### Brano di testo
Il congresso con i millennial

David Allegranti

Cosa pensano del Pd e come votano alcuni dei venti membri della direzione, un po’ disillusi ma decisi a restare nei Democratici. Un partito che ha anche enormi difetti, dicono, ma è pur sempre il loro partito

Non c’è candidato al congresso che non dica che bisogna andare “oltre il Pd”, al che viene da chiedersi se ancora servano a qualcosa i Democratici. Il Foglio ha girato la domanda ad alcuni membri della Direzione del Pd, i cosiddetti “millennials”, che in questo articolo spiegano anche chi sosteranno al congresso. Ludovica Cioria appoggia Maurizio Martina “perché in questi mesi ha lavorato con umiltà e tenacia per riaprire il dialogo del Pd sia sul fronte esterno, con i mondi organizzati e con i cittadini, sia sul fronte interno, ovvero nelle varie anime del partito”. Che deve essere unito perché ci sono varie emergenze da affrontare: “La questione generazionale (permettere ai giovani di diventare autonomi con lavoro e casa, anche per garantire che un domani ci sia qualcuno in grado di pagare le pensioni di quelli che oggi stanno invecchiando), la questione ambientale (prendersi cura dell’ambiente per smettere di piangere i morti e i danni delle calamità naturali e dei reati ambientali), la questione europea (unire i paesi europei per non soccombere di fronte ai giganti del commercio e della produzione che dalle nostre divisioni possono solo guadagnare ulteriore potere)”.
######
Istruzioni del compito »
Scrivi il seguito dell'articolo qui sopra sul congresso del Pd e sui millennial della direzione, partendo subito dopo l'ultima frase.
### Informazioni estratte
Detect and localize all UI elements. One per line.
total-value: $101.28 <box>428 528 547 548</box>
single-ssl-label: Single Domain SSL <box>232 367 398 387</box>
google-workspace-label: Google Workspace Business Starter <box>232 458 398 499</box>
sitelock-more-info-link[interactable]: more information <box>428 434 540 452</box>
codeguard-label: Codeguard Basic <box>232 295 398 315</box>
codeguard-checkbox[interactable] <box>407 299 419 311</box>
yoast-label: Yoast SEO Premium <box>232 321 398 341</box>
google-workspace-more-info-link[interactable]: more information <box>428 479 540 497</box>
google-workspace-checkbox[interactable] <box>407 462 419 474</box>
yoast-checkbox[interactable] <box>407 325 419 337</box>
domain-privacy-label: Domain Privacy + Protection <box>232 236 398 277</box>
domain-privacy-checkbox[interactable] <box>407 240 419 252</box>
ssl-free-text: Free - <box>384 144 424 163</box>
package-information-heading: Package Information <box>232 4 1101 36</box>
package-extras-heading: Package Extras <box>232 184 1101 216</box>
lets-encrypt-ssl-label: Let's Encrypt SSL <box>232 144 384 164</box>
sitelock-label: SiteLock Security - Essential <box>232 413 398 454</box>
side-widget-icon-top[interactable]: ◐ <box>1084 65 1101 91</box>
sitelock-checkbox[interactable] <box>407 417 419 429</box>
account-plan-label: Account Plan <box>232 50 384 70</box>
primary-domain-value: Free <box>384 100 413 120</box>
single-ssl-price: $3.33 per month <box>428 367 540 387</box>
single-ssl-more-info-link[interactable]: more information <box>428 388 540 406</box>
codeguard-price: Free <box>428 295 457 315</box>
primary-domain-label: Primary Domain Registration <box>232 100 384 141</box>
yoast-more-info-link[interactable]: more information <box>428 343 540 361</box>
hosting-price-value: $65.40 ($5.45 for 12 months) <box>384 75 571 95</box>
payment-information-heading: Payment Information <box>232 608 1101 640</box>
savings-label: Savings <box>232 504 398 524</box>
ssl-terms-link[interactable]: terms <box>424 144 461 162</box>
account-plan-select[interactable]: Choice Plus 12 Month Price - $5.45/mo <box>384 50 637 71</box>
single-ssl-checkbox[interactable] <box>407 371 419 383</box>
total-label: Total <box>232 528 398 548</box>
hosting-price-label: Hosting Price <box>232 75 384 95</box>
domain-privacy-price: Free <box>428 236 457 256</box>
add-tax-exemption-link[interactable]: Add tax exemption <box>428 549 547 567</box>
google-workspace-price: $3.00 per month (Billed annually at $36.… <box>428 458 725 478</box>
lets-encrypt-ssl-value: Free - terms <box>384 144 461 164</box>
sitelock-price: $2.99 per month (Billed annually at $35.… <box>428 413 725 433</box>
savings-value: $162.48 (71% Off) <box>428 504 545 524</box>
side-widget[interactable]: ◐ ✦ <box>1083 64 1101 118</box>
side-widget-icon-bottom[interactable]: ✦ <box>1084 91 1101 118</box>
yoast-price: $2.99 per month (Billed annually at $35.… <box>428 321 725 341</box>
######
Risultato del compito »
 

Ma il Pd ha ancora un senso? “Il Pd serve se rappresenta una speranza di riscatto per tutti coloro che oggi lottano per una vita migliore. Per i giovani precari, per chi non ha un lavoro, per le donne che devono scegliere fra famiglia e lavoro, per chi vive fuori dalle grandi città, per chi è dovuto andare via dall’Italia. Di sicuro ad oggi né il Pd, né nessun altro partito di sinistra, è in grado da solo di vincere le elezioni. E’ quindi interesse di tutti i partiti che si dicono di centro sinistra lavorare ad una coalizione che metta dei punti fermi contro la deriva razzista e pressappochista di questo governo”. Ma non sarebbe possibile un dialogo con la Lega? In fondo entrambi i partiti, almeno a parole, sono a favore dello sviluppo e della crescita infrastrutturale. Potrebbero essere individuati pochi ma precisi punti in comune. “Su progetti importanti è bene che le figure istituzionali dialoghino a prescindere dai partiti di provenienza, a patto che ognuno si assuma le proprie responsabilità e lo faccia con spirito cooperativo, proprio in virtù dell’importanza e della grandezza del progetto”.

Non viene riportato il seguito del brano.